_Stored data:_
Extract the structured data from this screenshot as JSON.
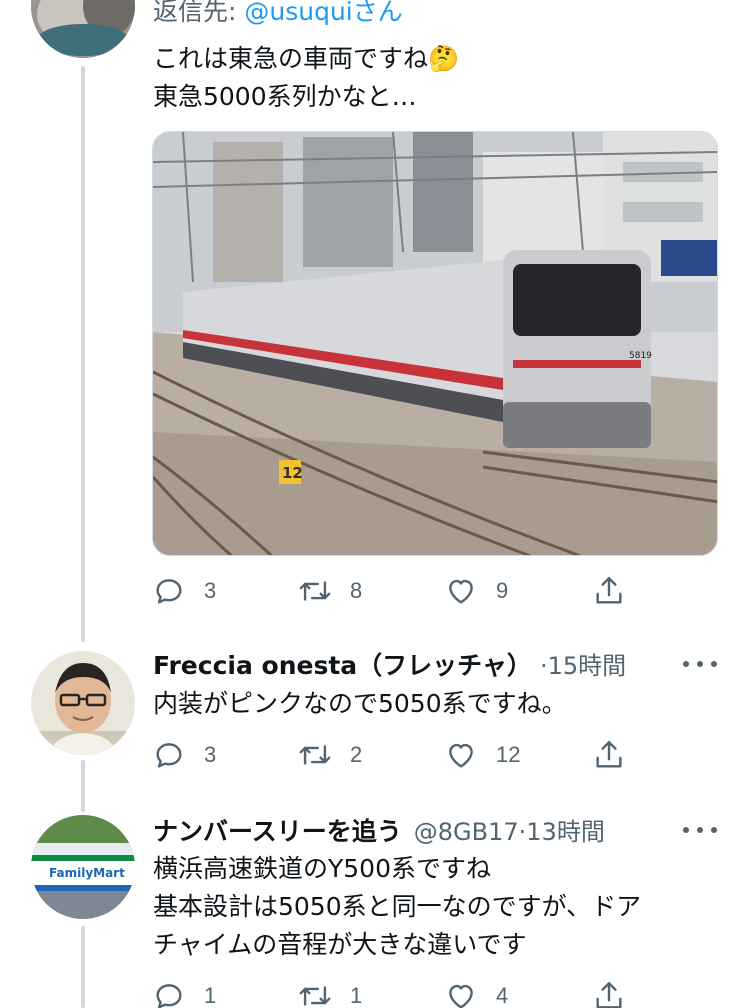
{
  "tweets": [
    {
      "reply_to_prefix": "返信先: ",
      "reply_to_handle": "@usuquiさん",
      "text_lines": [
        "これは東急の車両ですね🤔",
        "東急5000系列かなと…"
      ],
      "media": {
        "type": "photo",
        "car_number": "5819",
        "sign_marker": "12"
      },
      "actions": {
        "replies": "3",
        "retweets": "8",
        "likes": "9"
      }
    },
    {
      "name": "Freccia onesta（フレッチャ）",
      "time": "15時間",
      "text_lines": [
        "内装がピンクなので5050系ですね。"
      ],
      "actions": {
        "replies": "3",
        "retweets": "2",
        "likes": "12"
      }
    },
    {
      "name": "ナンバースリーを追う",
      "handle": "@8GB17",
      "time": "13時間",
      "avatar_store_text": "FamilyMart",
      "text_lines": [
        "横浜高速鉄道のY500系ですね",
        "基本設計は5050系と同一なのですが、ドア",
        "チャイムの音程が大きな違いです"
      ],
      "actions": {
        "replies": "1",
        "retweets": "1",
        "likes": "4"
      }
    }
  ],
  "separator_dot": "·",
  "icons": [
    "reply-icon",
    "retweet-icon",
    "like-icon",
    "share-icon",
    "more-icon"
  ],
  "colors": {
    "text": "#0f1419",
    "secondary": "#536471",
    "link": "#1d9bf0",
    "thread_line": "#cfd9de"
  }
}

_TASK TO COMPLETE:_ Each line of the material must be retyped exactly, except that images are omitted.

_WRITTEN ANSWER:_
Extract the structured data from this screenshot as JSON.
{
  "tweets": [
    {
      "reply_to_prefix": "返信先: ",
      "reply_to_handle": "@usuquiさん",
      "text_lines": [
        "これは東急の車両ですね🤔",
        "東急5000系列かなと…"
      ],
      "media": {
        "type": "photo",
        "car_number": "5819",
        "sign_marker": "12"
      },
      "actions": {
        "replies": "3",
        "retweets": "8",
        "likes": "9"
      }
    },
    {
      "name": "Freccia onesta（フレッチャ）",
      "time": "15時間",
      "text_lines": [
        "内装がピンクなので5050系ですね。"
      ],
      "actions": {
        "replies": "3",
        "retweets": "2",
        "likes": "12"
      }
    },
    {
      "name": "ナンバースリーを追う",
      "handle": "@8GB17",
      "time": "13時間",
      "avatar_store_text": "FamilyMart",
      "text_lines": [
        "横浜高速鉄道のY500系ですね",
        "基本設計は5050系と同一なのですが、ドア",
        "チャイムの音程が大きな違いです"
      ],
      "actions": {
        "replies": "1",
        "retweets": "1",
        "likes": "4"
      }
    }
  ],
  "separator_dot": "·",
  "icons": [
    "reply-icon",
    "retweet-icon",
    "like-icon",
    "share-icon",
    "more-icon"
  ],
  "colors": {
    "text": "#0f1419",
    "secondary": "#536471",
    "link": "#1d9bf0",
    "thread_line": "#cfd9de"
  }
}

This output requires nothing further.